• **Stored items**
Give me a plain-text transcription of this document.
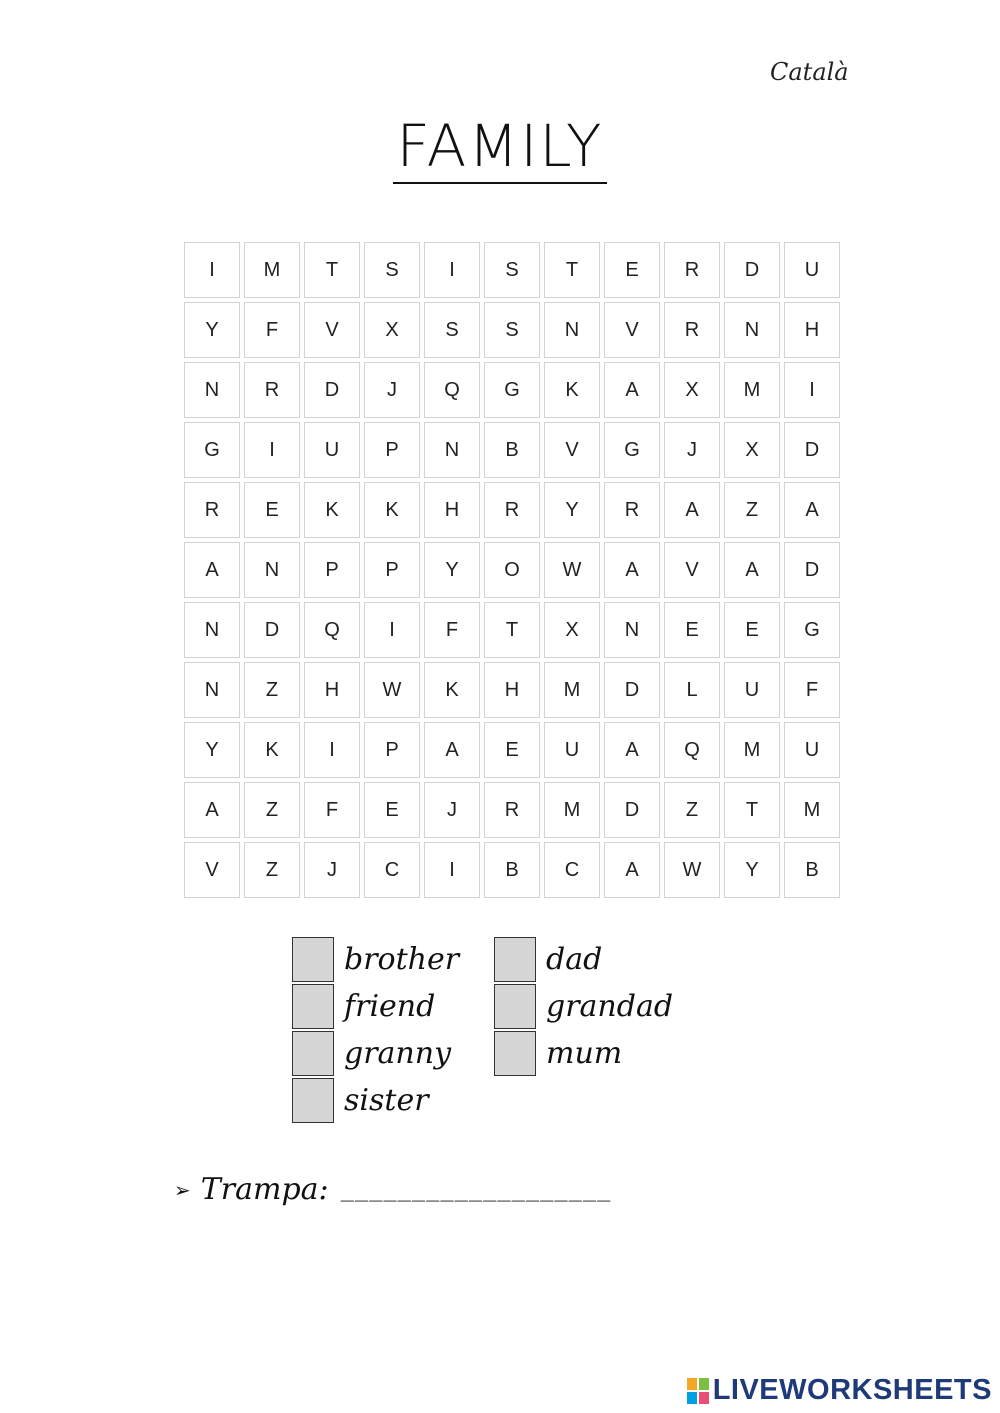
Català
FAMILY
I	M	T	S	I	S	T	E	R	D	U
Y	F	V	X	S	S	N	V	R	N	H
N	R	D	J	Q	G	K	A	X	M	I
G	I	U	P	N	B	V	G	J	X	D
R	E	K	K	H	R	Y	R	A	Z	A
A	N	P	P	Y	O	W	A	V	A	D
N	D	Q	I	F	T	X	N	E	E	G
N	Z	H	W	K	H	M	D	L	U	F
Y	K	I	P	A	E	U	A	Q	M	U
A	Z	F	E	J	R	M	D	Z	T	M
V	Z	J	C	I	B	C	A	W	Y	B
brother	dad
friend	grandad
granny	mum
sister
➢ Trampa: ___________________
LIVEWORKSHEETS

• **WORK REQUIRED**
Reproduce each record above by retyping it exactly; omit all images.

• **OUTPUT BELOW**
Give me a plain-text transcription of this document.
Català
FAMILY
I	M	T	S	I	S	T	E	R	D	U
Y	F	V	X	S	S	N	V	R	N	H
N	R	D	J	Q	G	K	A	X	M	I
G	I	U	P	N	B	V	G	J	X	D
R	E	K	K	H	R	Y	R	A	Z	A
A	N	P	P	Y	O	W	A	V	A	D
N	D	Q	I	F	T	X	N	E	E	G
N	Z	H	W	K	H	M	D	L	U	F
Y	K	I	P	A	E	U	A	Q	M	U
A	Z	F	E	J	R	M	D	Z	T	M
V	Z	J	C	I	B	C	A	W	Y	B
brother	dad
friend	grandad
granny	mum
sister
➢ Trampa: ___________________
LIVEWORKSHEETS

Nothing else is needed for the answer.